RECORD EXTRACTS ▸
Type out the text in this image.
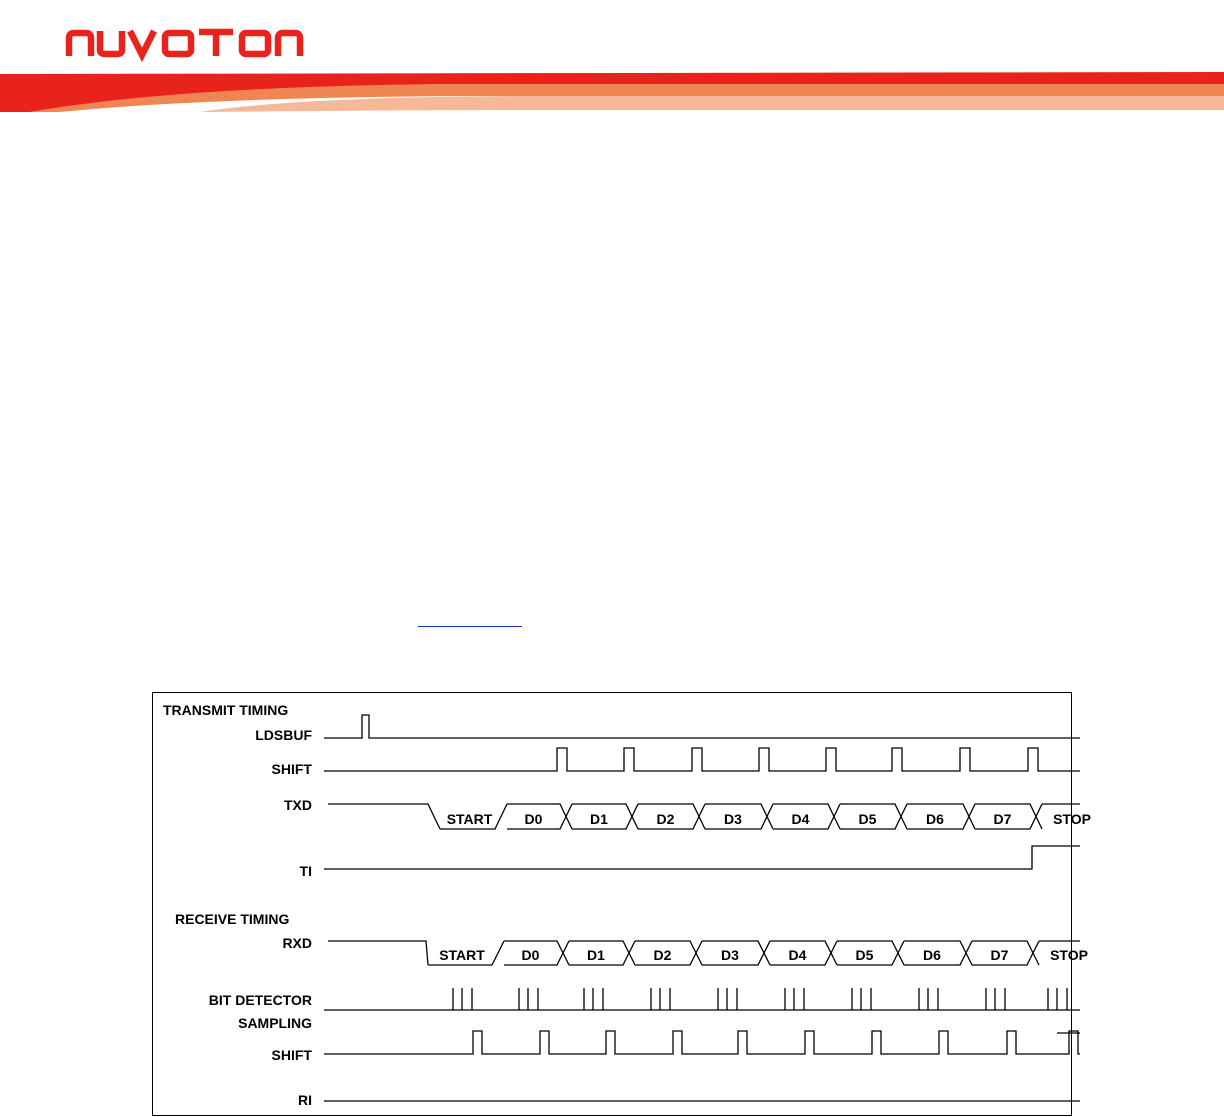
TRANSMIT TIMING
RECEIVE TIMING
LDSBUF
SHIFT
TXD
TI
RXD
BIT DETECTOR
SAMPLING
SHIFT
RI
START D0	D1	D2	D3	D4	D5	D6	D7	STOP
START	D0	D1	D2	D3	D4	D5	D6	D7	STOP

REQUIREMENT ▸ Repeat the material verbatim. Do not carry over any picture.

OUTPUT FOR THIS EXERCISE ▸
Type out the text in this image.
TRANSMIT TIMING
RECEIVE TIMING
LDSBUF
SHIFT
TXD
TI
RXD
BIT DETECTOR
SAMPLING
SHIFT
RI
START D0	D1	D2	D3	D4	D5	D6	D7	STOP
START	D0	D1	D2	D3	D4	D5	D6	D7	STOP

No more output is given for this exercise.